§ **What you should do**
Find and copy lines holding "Сивохина".

── Data lines

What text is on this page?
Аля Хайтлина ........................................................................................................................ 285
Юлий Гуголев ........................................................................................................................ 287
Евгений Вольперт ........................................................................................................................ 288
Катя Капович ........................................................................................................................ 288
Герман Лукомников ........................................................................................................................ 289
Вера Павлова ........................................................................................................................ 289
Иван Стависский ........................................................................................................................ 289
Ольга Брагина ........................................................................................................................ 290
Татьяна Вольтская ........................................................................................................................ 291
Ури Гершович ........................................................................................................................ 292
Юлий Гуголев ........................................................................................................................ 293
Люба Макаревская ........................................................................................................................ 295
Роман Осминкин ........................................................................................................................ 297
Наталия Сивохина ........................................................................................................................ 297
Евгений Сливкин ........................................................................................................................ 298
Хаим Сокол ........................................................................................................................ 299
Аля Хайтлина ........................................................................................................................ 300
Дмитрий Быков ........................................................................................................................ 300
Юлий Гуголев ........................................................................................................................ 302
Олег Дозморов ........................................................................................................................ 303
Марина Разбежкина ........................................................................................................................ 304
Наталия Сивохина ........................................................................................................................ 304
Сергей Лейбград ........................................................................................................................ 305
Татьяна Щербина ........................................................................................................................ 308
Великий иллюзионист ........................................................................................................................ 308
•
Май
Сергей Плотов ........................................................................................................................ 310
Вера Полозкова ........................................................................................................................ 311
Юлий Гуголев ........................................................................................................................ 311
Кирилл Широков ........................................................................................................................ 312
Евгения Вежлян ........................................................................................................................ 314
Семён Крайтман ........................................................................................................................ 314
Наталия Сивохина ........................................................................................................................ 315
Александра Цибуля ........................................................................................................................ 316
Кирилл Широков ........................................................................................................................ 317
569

────

§ **Exercise response**
Наталия Сивохина ........................................................................................................................ 297
Наталия Сивохина ........................................................................................................................ 304
Наталия Сивохина ........................................................................................................................ 315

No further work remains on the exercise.